Exercise instructions: State how many lines in the entries below contain "ylabel". Write nothing but the number.

####################

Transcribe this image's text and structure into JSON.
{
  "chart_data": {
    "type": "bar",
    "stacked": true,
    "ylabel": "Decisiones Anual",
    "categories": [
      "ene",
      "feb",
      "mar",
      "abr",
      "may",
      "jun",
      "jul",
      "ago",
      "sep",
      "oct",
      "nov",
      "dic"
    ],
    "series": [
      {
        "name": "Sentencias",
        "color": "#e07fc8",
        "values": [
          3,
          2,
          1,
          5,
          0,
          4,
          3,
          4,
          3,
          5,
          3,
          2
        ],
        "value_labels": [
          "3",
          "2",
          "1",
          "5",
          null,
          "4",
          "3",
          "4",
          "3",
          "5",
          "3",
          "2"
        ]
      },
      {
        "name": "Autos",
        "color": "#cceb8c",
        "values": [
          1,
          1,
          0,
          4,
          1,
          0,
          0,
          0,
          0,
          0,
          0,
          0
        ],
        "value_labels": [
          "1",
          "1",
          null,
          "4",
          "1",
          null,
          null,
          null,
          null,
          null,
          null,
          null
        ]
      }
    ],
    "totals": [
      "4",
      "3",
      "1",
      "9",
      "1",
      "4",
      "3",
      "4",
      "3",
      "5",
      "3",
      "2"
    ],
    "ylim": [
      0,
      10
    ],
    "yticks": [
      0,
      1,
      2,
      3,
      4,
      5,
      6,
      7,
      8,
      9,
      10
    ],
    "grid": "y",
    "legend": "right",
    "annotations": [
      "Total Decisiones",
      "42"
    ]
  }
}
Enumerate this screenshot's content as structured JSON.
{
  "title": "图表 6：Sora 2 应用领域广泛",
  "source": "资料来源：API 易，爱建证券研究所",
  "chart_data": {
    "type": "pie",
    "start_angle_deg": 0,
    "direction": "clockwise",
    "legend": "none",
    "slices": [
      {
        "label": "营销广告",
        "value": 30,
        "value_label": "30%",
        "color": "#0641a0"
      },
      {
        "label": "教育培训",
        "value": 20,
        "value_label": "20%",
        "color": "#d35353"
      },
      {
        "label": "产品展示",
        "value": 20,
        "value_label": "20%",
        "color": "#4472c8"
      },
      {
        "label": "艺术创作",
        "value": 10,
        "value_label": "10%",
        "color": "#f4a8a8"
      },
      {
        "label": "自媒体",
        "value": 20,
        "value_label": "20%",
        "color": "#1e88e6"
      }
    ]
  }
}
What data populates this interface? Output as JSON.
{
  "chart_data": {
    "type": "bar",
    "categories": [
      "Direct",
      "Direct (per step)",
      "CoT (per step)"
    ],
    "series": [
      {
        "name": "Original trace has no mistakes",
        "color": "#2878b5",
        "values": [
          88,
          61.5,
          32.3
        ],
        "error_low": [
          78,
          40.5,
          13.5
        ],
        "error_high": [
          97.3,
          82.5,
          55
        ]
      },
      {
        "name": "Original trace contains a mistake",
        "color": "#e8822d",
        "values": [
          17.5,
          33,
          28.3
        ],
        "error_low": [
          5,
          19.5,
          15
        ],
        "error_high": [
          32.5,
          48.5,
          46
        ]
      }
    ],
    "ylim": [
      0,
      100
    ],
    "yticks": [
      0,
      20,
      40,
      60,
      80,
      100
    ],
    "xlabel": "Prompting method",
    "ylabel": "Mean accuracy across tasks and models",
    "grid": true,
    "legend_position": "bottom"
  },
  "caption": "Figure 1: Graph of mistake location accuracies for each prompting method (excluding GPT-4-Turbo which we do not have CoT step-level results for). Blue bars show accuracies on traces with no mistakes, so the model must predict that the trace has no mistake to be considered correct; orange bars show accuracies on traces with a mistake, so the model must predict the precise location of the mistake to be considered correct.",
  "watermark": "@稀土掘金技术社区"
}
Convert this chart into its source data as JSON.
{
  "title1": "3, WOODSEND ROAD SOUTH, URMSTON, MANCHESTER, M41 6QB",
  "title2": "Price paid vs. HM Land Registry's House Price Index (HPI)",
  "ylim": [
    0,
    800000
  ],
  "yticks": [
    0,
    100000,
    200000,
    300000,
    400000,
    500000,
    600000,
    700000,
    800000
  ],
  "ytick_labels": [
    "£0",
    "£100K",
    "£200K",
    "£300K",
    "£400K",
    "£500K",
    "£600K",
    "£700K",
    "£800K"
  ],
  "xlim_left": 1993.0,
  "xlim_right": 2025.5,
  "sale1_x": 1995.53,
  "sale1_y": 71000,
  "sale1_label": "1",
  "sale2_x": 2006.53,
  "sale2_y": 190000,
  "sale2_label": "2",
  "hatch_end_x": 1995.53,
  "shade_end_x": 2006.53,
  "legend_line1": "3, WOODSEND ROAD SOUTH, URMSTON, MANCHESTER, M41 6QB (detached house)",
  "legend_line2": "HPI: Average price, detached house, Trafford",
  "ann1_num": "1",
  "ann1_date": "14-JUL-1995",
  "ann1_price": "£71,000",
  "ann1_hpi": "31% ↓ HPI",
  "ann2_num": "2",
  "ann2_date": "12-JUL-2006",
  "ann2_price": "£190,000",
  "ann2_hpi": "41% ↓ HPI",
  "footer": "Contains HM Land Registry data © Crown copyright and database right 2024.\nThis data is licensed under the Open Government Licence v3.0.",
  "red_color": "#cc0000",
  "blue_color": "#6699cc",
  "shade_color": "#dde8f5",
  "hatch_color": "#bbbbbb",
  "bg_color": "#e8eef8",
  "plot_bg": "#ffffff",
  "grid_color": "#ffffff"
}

####################

Written solution: 2